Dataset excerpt
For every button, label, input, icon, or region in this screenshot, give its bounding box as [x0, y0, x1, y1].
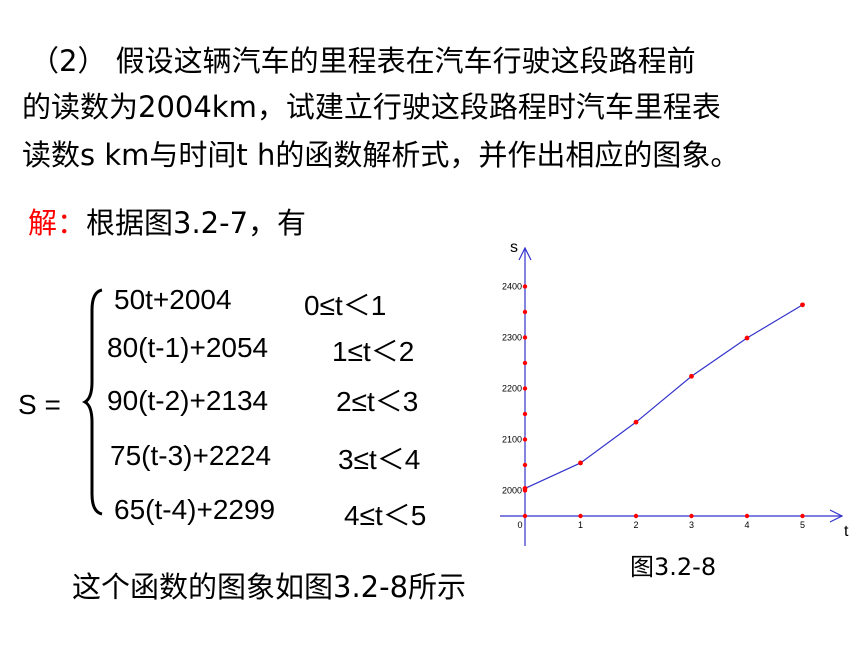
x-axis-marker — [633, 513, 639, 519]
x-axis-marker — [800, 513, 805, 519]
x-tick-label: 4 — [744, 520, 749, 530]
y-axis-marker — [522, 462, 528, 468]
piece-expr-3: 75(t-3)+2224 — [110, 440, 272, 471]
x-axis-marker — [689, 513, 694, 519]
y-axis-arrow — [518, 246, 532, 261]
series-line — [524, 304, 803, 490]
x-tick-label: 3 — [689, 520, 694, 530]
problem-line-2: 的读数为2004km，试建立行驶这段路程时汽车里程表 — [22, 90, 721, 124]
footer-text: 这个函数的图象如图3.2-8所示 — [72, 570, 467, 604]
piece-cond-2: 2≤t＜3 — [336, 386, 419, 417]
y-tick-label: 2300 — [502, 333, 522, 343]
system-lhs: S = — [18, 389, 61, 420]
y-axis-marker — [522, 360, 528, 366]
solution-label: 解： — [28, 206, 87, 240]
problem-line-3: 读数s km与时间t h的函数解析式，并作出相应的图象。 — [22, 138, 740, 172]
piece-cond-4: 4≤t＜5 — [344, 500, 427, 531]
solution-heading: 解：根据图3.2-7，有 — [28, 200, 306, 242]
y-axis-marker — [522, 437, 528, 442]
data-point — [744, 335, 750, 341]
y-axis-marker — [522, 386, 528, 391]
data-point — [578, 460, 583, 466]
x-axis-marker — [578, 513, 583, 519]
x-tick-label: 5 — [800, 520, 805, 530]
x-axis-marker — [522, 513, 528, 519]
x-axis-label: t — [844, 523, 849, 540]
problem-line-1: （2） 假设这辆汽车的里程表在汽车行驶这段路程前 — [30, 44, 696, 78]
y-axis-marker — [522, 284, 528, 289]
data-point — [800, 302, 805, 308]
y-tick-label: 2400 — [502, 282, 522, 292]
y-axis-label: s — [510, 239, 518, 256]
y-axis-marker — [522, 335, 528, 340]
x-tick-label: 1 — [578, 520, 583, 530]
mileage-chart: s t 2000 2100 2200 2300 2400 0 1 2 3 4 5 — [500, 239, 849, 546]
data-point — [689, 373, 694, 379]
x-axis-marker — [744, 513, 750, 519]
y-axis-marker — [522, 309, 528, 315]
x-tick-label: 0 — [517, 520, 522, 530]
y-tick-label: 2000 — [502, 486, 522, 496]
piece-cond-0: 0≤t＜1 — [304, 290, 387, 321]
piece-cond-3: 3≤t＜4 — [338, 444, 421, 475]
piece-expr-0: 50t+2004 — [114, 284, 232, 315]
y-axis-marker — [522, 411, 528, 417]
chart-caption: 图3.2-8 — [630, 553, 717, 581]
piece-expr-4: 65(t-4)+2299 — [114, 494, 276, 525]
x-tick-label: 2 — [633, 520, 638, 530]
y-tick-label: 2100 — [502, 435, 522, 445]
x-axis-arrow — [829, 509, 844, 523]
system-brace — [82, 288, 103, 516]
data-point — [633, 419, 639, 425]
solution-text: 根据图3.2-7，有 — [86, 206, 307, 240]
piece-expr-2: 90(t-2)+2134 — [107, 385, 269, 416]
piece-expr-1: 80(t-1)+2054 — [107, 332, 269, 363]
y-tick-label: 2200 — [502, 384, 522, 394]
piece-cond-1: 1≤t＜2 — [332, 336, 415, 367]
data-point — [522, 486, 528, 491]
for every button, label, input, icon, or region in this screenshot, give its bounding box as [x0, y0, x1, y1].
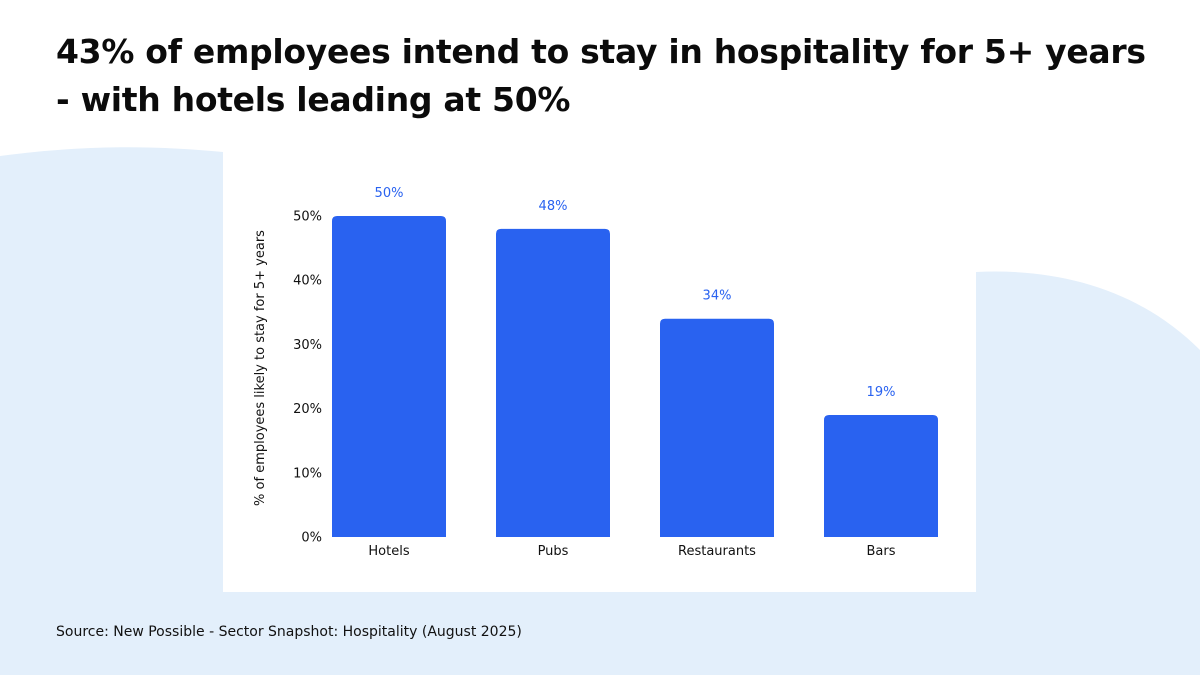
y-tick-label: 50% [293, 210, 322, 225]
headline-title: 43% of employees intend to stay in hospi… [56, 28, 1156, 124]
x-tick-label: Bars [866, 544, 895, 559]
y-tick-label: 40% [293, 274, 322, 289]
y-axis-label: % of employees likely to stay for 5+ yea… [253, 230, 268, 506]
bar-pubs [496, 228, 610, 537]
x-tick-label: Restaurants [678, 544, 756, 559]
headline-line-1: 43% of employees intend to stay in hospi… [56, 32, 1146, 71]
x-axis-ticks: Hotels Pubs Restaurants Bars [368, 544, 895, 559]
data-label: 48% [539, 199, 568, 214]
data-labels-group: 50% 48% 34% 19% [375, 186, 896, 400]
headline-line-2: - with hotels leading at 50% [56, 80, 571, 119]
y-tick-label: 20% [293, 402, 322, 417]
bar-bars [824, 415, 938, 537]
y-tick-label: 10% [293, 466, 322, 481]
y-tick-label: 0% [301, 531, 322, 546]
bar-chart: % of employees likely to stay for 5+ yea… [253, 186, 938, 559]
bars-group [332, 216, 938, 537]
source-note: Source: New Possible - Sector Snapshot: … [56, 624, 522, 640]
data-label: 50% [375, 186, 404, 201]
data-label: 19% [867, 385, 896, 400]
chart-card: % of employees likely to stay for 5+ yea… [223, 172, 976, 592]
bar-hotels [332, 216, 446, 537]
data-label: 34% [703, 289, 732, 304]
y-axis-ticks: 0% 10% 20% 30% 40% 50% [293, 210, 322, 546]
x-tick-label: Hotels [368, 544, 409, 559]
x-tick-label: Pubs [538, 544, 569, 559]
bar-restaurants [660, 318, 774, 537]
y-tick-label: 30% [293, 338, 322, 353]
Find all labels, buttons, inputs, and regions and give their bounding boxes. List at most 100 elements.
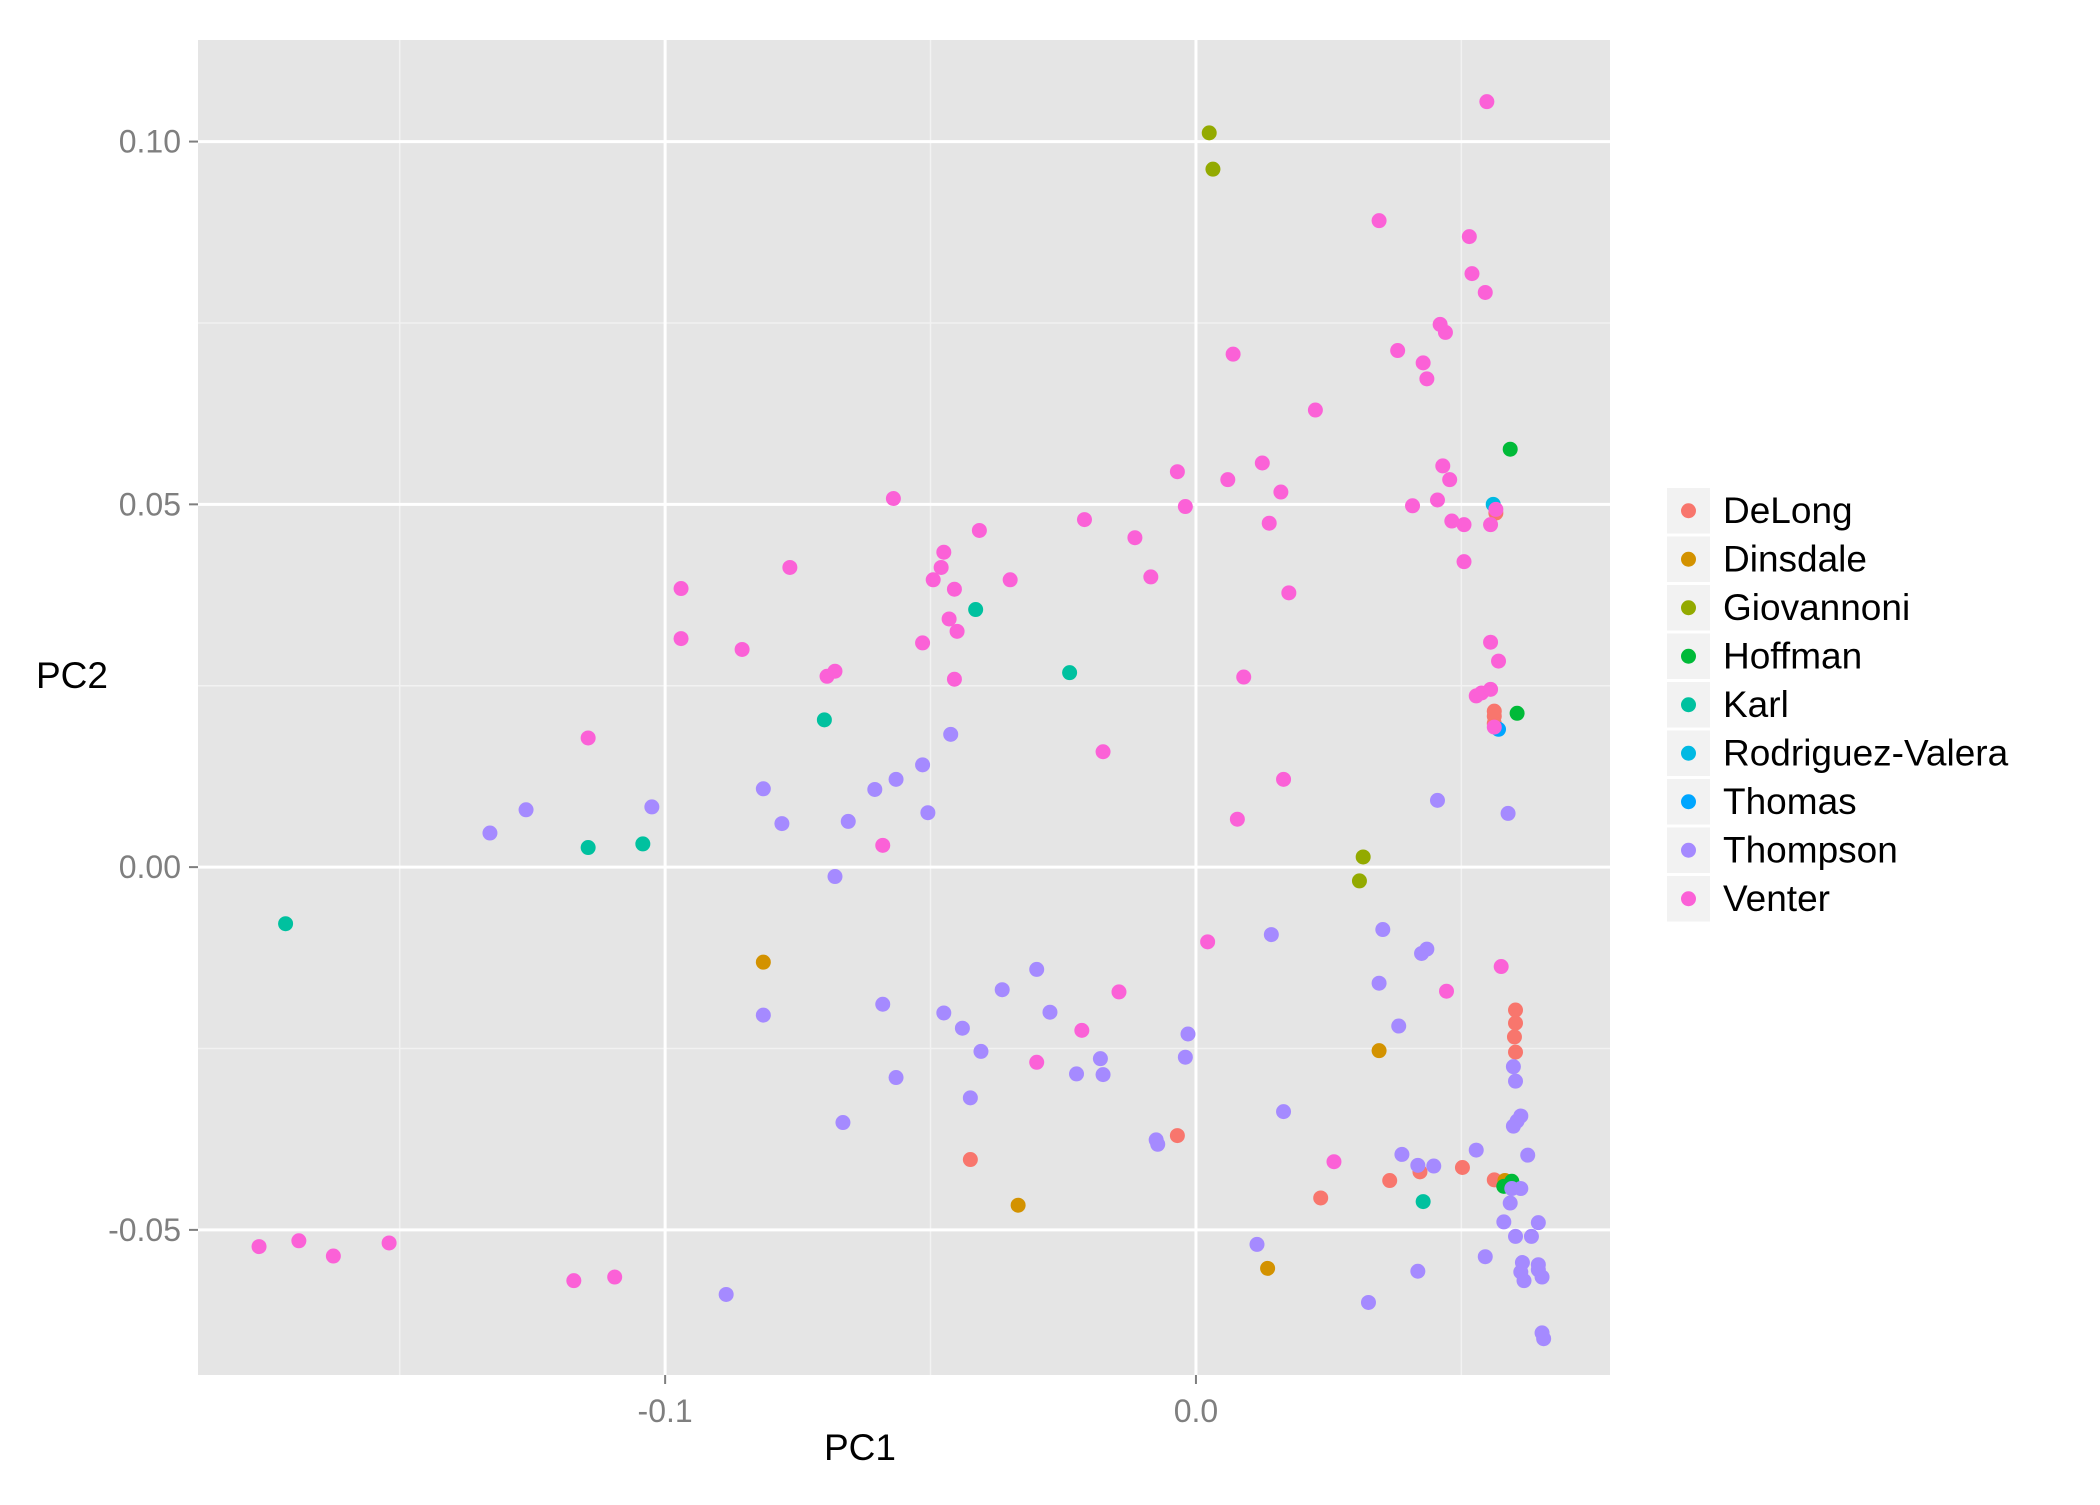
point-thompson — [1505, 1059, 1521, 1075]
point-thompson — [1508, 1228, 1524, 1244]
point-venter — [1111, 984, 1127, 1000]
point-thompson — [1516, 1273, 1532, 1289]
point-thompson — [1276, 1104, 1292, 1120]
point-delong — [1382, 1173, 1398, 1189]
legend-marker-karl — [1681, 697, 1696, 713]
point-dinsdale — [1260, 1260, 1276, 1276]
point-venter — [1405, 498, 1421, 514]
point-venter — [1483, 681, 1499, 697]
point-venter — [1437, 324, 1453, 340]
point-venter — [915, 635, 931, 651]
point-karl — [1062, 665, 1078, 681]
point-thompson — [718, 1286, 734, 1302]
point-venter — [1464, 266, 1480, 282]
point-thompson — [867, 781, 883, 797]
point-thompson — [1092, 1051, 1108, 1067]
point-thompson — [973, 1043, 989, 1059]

**TASK DETAILS**. Write out the lines of the listing unchanged, starting at the line containing "point-thompson — [1505, 1059, 1521, 1075]" and ending at the line containing "point-thompson — [867, 781, 883, 797]", both included.

**FINISHED TASK**.
point-thompson — [1505, 1059, 1521, 1075]
point-thompson — [1508, 1228, 1524, 1244]
point-venter — [1111, 984, 1127, 1000]
point-thompson — [1516, 1273, 1532, 1289]
point-thompson — [1276, 1104, 1292, 1120]
point-delong — [1382, 1173, 1398, 1189]
legend-marker-karl — [1681, 697, 1696, 713]
point-dinsdale — [1260, 1260, 1276, 1276]
point-venter — [1405, 498, 1421, 514]
point-venter — [1483, 681, 1499, 697]
point-venter — [1437, 324, 1453, 340]
point-venter — [915, 635, 931, 651]
point-karl — [1062, 665, 1078, 681]
point-thompson — [718, 1286, 734, 1302]
point-venter — [1464, 266, 1480, 282]
point-thompson — [867, 781, 883, 797]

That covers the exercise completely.